_Texto extraído_
El protagonista del corto, un
humanoide de masilla gris con rasgos que inevitablemente nos llevan a la imagen
del extraterrestre de E.T., sufre
porque en medio de esa alienación una imagen se proyecta desde su bajo vientre
-sus vísceras- y va invadiendo sus sueños, imponiéndose de a poco en su mundo
consciente, distrayéndolo de sus obligaciones y rutina. De a poco empieza a
trabajar en sus horas libres y luego en su propio trabajo para crear con las
piezas de los proyectores que fabrica un nuevo invento, hasta que lo logra.
Diseña una especie de lentes redondos que filtran la realidad y la transforman
en su opuesto. Así, a través de estos lentes, la ciudad gris y monótona se
transfigura en un paraíso lleno de colores cálidos, eléctricos y alegres.
La clave para terminar su
invento la encontró cuando tomó un poco de la materia de sus sueños viscerales
con la punta de los dedos y tocó las pantallas de sus lentes mágicas. La
identificación con el impacto emocional de E.T.
en la conciencia prematura de estos creativos parece repetirse en Osborne como
aseguraba DeBlois.
El invento, llamado Bliss (Felicidad) le vale el título de greatest inventor ever (el más grande
inventor de la historia) reemplaza en el mercado al producto que él fabricaba y
lo catapulta de la mesa de montaje a la dirección de la megaempresa que los
fabrica.

_Partes del ejercicio_
1. Indica si cada afirmación coincide con el texto sobre el corto y respalda tu respuesta con las palabras exactas que lo deciden: (a) El protagonista es un humanoide hecho de masilla gris. (b) Vista a través de los lentes, la ciudad sigue siendo gris y monótona. (c) El invento del protagonista se llama Bliss.
2. Repite sin cambios el pasaje del texto sobre el corto que va desde "La clave para" hasta "aseguraba DeBlois.".
Responde basándote únicamente en el texto sobre el corto.

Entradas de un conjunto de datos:
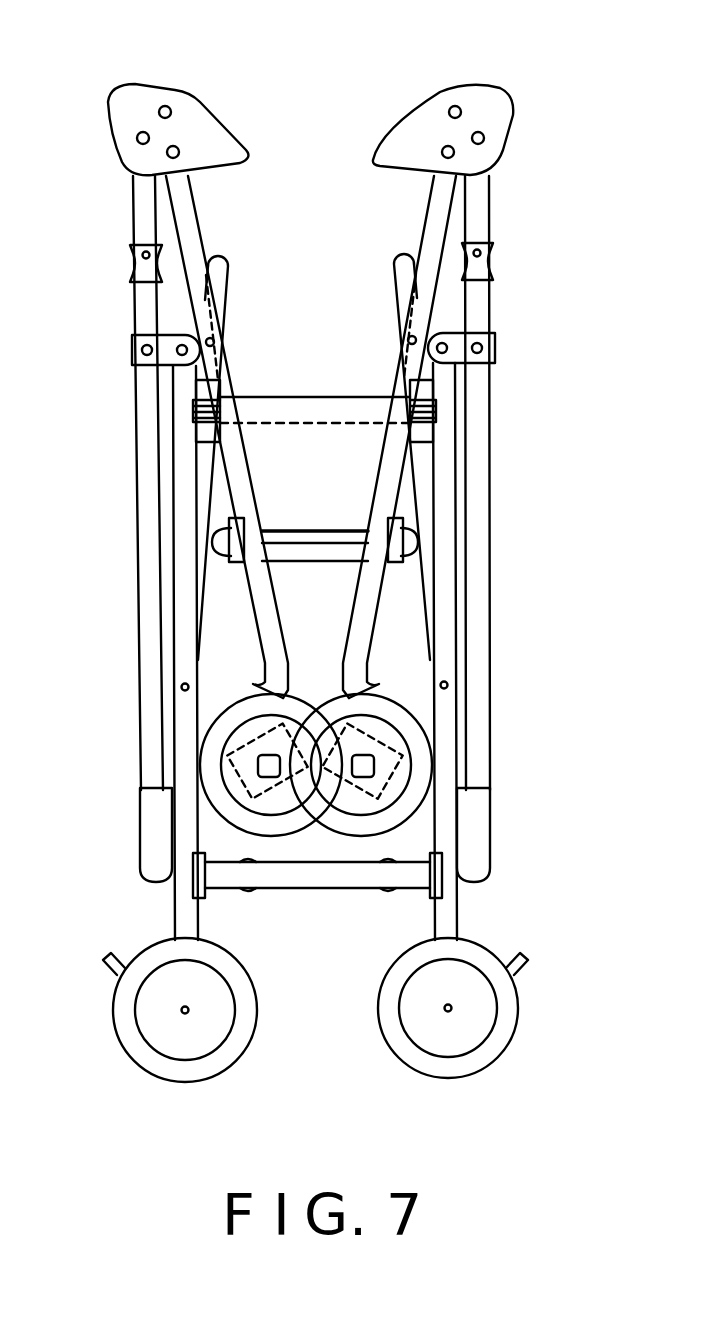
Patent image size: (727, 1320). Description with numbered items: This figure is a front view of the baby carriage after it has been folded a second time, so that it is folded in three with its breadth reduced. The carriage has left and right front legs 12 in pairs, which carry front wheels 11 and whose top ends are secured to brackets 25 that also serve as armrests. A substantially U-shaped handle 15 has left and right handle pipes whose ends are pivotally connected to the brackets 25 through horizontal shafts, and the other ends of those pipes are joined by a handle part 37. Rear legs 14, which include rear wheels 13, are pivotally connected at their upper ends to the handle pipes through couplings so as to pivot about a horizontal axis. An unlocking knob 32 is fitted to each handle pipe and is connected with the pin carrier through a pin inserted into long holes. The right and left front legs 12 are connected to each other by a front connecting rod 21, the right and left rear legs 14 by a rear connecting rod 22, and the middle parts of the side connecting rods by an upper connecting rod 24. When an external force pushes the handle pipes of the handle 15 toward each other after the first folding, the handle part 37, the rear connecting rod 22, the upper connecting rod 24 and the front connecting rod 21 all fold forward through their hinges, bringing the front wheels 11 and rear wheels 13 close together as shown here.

The front wheels 11 is at (207, 748).
The front legs 12 is at (200, 226).
The rear wheels 13 is at (516, 1012).
The rear legs 14 is at (185, 553).
The handle 15 is at (138, 483).
The front connecting rod 21 is at (315, 562).
The rear connecting rod 22 is at (320, 889).
The upper connecting rod 24 is at (290, 398).
The brackets 25 is at (207, 127).
The unlocking knob 32 is at (130, 262).
The handle part 37 is at (490, 873).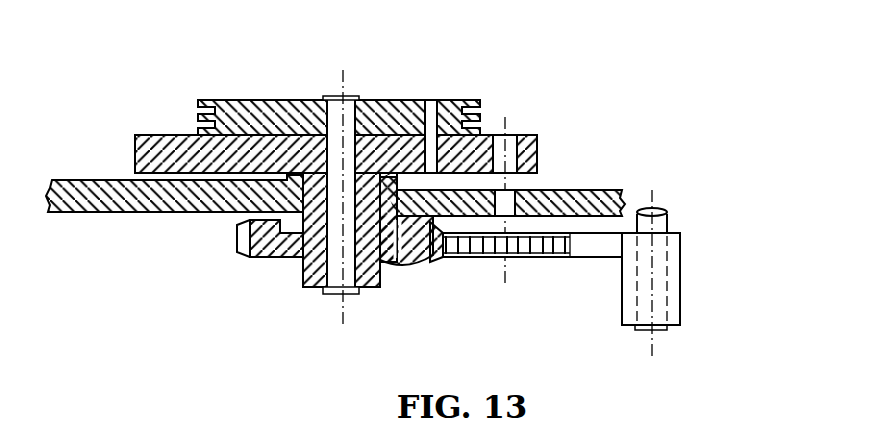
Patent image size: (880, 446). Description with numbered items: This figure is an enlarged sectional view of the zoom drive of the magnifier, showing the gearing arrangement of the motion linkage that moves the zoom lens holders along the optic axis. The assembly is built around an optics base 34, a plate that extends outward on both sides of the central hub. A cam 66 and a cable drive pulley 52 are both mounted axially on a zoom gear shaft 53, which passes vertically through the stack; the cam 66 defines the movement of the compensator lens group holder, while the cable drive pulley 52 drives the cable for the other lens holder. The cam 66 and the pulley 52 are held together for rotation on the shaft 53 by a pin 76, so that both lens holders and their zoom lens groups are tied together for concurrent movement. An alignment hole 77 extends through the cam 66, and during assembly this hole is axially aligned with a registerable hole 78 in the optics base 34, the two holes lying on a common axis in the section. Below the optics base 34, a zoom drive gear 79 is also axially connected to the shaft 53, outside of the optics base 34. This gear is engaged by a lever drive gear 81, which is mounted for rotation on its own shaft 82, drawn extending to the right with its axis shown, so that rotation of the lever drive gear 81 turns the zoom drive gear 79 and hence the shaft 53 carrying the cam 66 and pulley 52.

The optics base 34 is at (143, 210).
The cable drive pulley 52 is at (277, 100).
The zoom gear shaft 53 is at (345, 96).
The cam 66 is at (165, 137).
The pin 76 is at (433, 105).
The alignment hole 77 is at (510, 133).
The registerable hole 78 is at (513, 185).
The zoom drive gear 79 is at (418, 263).
The lever drive gear 81 is at (607, 248).
The shaft 82 is at (668, 222).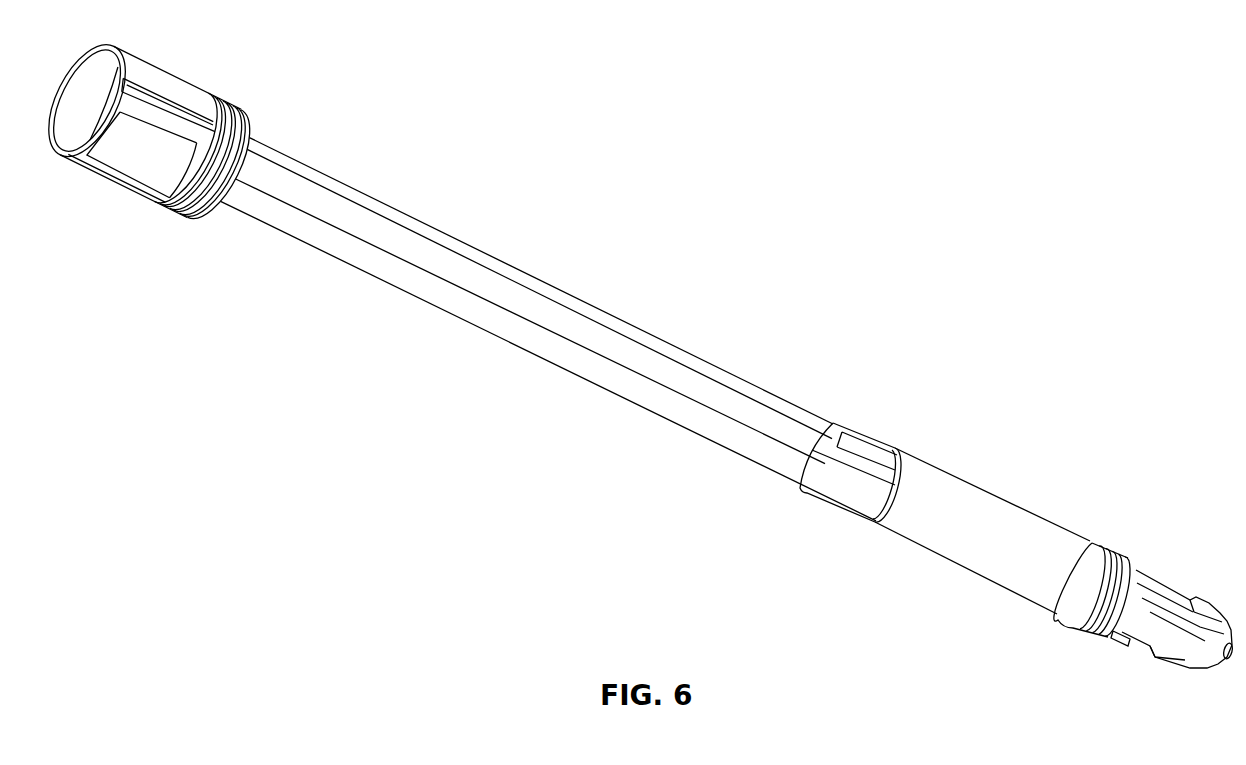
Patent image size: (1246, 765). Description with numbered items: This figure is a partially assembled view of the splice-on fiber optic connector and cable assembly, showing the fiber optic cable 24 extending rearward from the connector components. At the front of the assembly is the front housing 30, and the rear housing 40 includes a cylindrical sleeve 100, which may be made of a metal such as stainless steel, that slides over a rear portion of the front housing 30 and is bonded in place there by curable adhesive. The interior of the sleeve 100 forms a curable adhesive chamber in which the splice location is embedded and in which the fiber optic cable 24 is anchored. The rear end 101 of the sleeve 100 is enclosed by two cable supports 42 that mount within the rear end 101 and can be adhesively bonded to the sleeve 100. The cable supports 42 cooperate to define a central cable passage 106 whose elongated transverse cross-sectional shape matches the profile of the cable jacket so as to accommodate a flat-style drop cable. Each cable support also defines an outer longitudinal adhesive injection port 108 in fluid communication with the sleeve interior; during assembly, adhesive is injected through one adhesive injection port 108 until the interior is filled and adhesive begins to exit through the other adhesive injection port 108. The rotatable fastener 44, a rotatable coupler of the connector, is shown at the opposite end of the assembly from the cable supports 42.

The fiber optic cable 24 is at (514, 261).
The front housing 30 is at (1158, 578).
The rear housing 40 is at (1033, 518).
The cable supports 42 is at (853, 430).
The rotatable fastener 44 is at (187, 77).
The sleeve 100 is at (967, 487).
The rear end of the sleeve 101 is at (900, 448).
The central cable passage 106 is at (835, 430).
The adhesive injection port 108 is at (860, 468).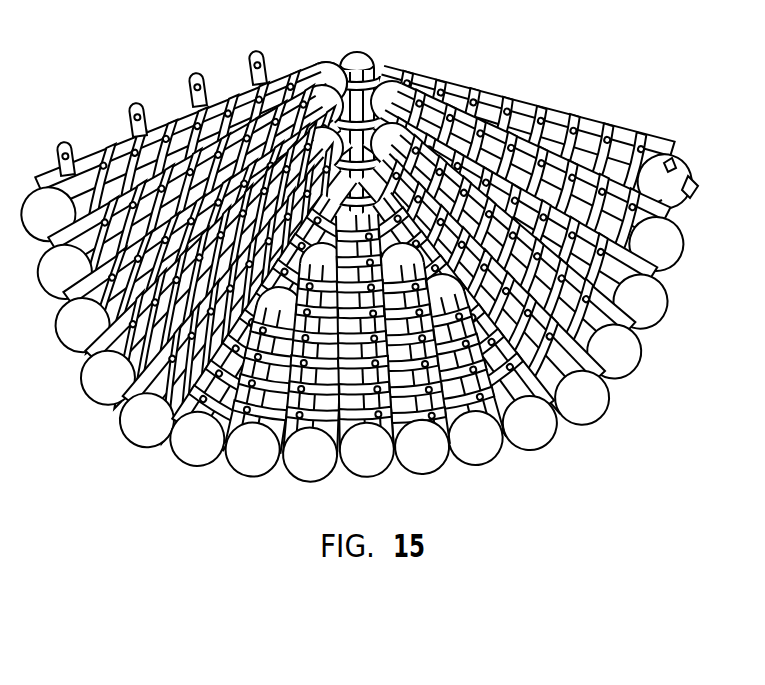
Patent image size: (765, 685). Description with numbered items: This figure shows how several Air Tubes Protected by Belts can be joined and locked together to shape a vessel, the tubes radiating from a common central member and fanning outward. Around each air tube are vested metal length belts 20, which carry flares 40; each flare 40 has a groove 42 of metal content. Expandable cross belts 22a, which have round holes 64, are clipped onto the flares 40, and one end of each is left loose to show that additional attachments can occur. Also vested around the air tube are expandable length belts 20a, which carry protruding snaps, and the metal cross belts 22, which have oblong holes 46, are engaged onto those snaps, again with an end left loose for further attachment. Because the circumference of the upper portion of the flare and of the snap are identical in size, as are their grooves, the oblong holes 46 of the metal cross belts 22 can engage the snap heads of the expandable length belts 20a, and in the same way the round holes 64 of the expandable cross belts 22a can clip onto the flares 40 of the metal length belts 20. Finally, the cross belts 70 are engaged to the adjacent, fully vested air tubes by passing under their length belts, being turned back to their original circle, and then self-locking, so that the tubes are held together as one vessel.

The metal length belt 20 is at (370, 130).
The expandable length belt 20a is at (667, 159).
The metal cross belt 22 is at (179, 125).
The expandable cross belt 22a is at (272, 72).
The flare 40 is at (247, 97).
The groove 42 is at (165, 128).
The oblong hole 46 is at (136, 113).
The round hole 64 is at (268, 44).
The cross belt 70 is at (377, 65).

_Respuestas dadas_
1.
(a) Sí: "un humanoide de masilla gris".
(b) No: "la ciudad gris y monótona se transfigura en un paraíso lleno de colores cálidos, eléctricos y alegres".
(c) Sí: "El invento, llamado Bliss (Felicidad)".

2.
La clave para terminar su
invento la encontró cuando tomó un poco de la materia de sus sueños viscerales
con la punta de los dedos y tocó las pantallas de sus lentes mágicas. La
identificación con el impacto emocional de E.T.
en la conciencia prematura de estos creativos parece repetirse en Osborne como
aseguraba DeBlois.